**Task requirements**
Give the data again, word for word.

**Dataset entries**
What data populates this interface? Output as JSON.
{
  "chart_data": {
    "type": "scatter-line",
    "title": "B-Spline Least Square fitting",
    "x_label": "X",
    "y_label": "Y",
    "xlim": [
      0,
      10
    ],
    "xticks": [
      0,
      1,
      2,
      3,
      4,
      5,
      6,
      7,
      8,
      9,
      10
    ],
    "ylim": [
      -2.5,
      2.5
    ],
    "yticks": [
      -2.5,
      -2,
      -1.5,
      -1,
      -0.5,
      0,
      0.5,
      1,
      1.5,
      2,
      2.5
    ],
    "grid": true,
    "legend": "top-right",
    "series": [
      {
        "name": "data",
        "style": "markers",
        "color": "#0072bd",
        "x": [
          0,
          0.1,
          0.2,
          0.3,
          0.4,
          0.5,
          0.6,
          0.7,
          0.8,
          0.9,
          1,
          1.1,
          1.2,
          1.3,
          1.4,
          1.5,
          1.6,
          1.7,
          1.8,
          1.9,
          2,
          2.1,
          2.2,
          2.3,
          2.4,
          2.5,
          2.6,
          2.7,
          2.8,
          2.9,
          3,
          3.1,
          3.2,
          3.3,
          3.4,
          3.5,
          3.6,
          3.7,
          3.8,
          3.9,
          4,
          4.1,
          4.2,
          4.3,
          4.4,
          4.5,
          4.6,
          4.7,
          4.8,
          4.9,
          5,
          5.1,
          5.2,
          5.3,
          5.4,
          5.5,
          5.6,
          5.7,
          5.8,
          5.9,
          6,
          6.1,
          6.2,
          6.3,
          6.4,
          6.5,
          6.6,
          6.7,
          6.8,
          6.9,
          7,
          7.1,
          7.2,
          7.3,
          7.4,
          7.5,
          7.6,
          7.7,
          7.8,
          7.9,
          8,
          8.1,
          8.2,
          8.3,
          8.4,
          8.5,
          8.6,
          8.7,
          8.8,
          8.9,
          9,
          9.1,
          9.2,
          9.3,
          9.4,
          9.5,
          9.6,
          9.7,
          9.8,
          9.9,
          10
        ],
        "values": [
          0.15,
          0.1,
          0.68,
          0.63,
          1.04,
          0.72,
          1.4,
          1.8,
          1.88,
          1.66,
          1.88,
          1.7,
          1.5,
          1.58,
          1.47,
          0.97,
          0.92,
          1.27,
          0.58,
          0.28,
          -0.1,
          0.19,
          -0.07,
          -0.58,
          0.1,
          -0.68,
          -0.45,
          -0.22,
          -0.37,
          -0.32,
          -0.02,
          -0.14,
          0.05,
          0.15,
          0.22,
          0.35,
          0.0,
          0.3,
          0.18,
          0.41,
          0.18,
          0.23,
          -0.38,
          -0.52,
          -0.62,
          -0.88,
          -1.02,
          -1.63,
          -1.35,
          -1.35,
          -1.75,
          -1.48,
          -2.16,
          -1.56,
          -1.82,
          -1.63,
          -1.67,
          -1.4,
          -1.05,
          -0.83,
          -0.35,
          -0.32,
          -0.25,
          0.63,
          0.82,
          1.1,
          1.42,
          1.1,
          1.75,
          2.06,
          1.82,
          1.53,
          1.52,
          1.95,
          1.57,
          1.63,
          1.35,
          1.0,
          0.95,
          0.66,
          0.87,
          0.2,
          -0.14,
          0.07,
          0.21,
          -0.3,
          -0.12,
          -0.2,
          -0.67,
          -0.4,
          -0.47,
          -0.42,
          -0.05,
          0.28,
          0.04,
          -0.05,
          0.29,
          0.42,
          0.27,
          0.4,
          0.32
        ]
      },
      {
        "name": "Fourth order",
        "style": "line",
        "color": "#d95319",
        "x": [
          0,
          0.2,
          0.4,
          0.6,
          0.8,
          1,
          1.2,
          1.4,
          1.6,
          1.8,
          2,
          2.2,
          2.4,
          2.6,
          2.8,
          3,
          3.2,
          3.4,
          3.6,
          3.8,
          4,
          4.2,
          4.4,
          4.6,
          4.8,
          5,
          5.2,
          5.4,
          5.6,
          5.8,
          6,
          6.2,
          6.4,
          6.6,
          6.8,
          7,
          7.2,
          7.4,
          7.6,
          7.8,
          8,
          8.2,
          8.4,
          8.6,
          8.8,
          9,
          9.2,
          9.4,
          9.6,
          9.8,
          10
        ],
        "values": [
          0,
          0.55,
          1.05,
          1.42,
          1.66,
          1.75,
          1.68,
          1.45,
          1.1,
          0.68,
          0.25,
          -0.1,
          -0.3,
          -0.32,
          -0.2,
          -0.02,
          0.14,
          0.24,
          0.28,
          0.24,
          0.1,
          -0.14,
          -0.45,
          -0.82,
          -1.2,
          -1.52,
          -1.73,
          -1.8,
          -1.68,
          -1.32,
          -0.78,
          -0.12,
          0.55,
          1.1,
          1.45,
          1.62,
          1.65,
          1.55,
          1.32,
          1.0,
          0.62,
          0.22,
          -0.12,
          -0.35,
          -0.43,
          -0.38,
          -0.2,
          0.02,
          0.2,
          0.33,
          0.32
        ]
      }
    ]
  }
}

**Response**
What data populates this interface? Output as JSON.
{
  "chart_data": {
    "type": "scatter-line",
    "title": "B-Spline Least Square fitting",
    "x_label": "X",
    "y_label": "Y",
    "xlim": [
      0,
      10
    ],
    "xticks": [
      0,
      1,
      2,
      3,
      4,
      5,
      6,
      7,
      8,
      9,
      10
    ],
    "ylim": [
      -2.5,
      2.5
    ],
    "yticks": [
      -2.5,
      -2,
      -1.5,
      -1,
      -0.5,
      0,
      0.5,
      1,
      1.5,
      2,
      2.5
    ],
    "grid": true,
    "legend": "top-right",
    "series": [
      {
        "name": "data",
        "style": "markers",
        "color": "#0072bd",
        "x": [
          0,
          0.1,
          0.2,
          0.3,
          0.4,
          0.5,
          0.6,
          0.7,
          0.8,
          0.9,
          1,
          1.1,
          1.2,
          1.3,
          1.4,
          1.5,
          1.6,
          1.7,
          1.8,
          1.9,
          2,
          2.1,
          2.2,
          2.3,
          2.4,
          2.5,
          2.6,
          2.7,
          2.8,
          2.9,
          3,
          3.1,
          3.2,
          3.3,
          3.4,
          3.5,
          3.6,
          3.7,
          3.8,
          3.9,
          4,
          4.1,
          4.2,
          4.3,
          4.4,
          4.5,
          4.6,
          4.7,
          4.8,
          4.9,
          5,
          5.1,
          5.2,
          5.3,
          5.4,
          5.5,
          5.6,
          5.7,
          5.8,
          5.9,
          6,
          6.1,
          6.2,
          6.3,
          6.4,
          6.5,
          6.6,
          6.7,
          6.8,
          6.9,
          7,
          7.1,
          7.2,
          7.3,
          7.4,
          7.5,
          7.6,
          7.7,
          7.8,
          7.9,
          8,
          8.1,
          8.2,
          8.3,
          8.4,
          8.5,
          8.6,
          8.7,
          8.8,
          8.9,
          9,
          9.1,
          9.2,
          9.3,
          9.4,
          9.5,
          9.6,
          9.7,
          9.8,
          9.9,
          10
        ],
        "values": [
          0.15,
          0.1,
          0.68,
          0.63,
          1.04,
          0.72,
          1.4,
          1.8,
          1.88,
          1.66,
          1.88,
          1.7,
          1.5,
          1.58,
          1.47,
          0.97,
          0.92,
          1.27,
          0.58,
          0.28,
          -0.1,
          0.19,
          -0.07,
          -0.58,
          0.1,
          -0.68,
          -0.45,
          -0.22,
          -0.37,
          -0.32,
          -0.02,
          -0.14,
          0.05,
          0.15,
          0.22,
          0.35,
          0.0,
          0.3,
          0.18,
          0.41,
          0.18,
          0.23,
          -0.38,
          -0.52,
          -0.62,
          -0.88,
          -1.02,
          -1.63,
          -1.35,
          -1.35,
          -1.75,
          -1.48,
          -2.16,
          -1.56,
          -1.82,
          -1.63,
          -1.67,
          -1.4,
          -1.05,
          -0.83,
          -0.35,
          -0.32,
          -0.25,
          0.63,
          0.82,
          1.1,
          1.42,
          1.1,
          1.75,
          2.06,
          1.82,
          1.53,
          1.52,
          1.95,
          1.57,
          1.63,
          1.35,
          1.0,
          0.95,
          0.66,
          0.87,
          0.2,
          -0.14,
          0.07,
          0.21,
          -0.3,
          -0.12,
          -0.2,
          -0.67,
          -0.4,
          -0.47,
          -0.42,
          -0.05,
          0.28,
          0.04,
          -0.05,
          0.29,
          0.42,
          0.27,
          0.4,
          0.32
        ]
      },
      {
        "name": "Fourth order",
        "style": "line",
        "color": "#d95319",
        "x": [
          0,
          0.2,
          0.4,
          0.6,
          0.8,
          1,
          1.2,
          1.4,
          1.6,
          1.8,
          2,
          2.2,
          2.4,
          2.6,
          2.8,
          3,
          3.2,
          3.4,
          3.6,
          3.8,
          4,
          4.2,
          4.4,
          4.6,
          4.8,
          5,
          5.2,
          5.4,
          5.6,
          5.8,
          6,
          6.2,
          6.4,
          6.6,
          6.8,
          7,
          7.2,
          7.4,
          7.6,
          7.8,
          8,
          8.2,
          8.4,
          8.6,
          8.8,
          9,
          9.2,
          9.4,
          9.6,
          9.8,
          10
        ],
        "values": [
          0,
          0.55,
          1.05,
          1.42,
          1.66,
          1.75,
          1.68,
          1.45,
          1.1,
          0.68,
          0.25,
          -0.1,
          -0.3,
          -0.32,
          -0.2,
          -0.02,
          0.14,
          0.24,
          0.28,
          0.24,
          0.1,
          -0.14,
          -0.45,
          -0.82,
          -1.2,
          -1.52,
          -1.73,
          -1.8,
          -1.68,
          -1.32,
          -0.78,
          -0.12,
          0.55,
          1.1,
          1.45,
          1.62,
          1.65,
          1.55,
          1.32,
          1.0,
          0.62,
          0.22,
          -0.12,
          -0.35,
          -0.43,
          -0.38,
          -0.2,
          0.02,
          0.2,
          0.33,
          0.32
        ]
      }
    ]
  }
}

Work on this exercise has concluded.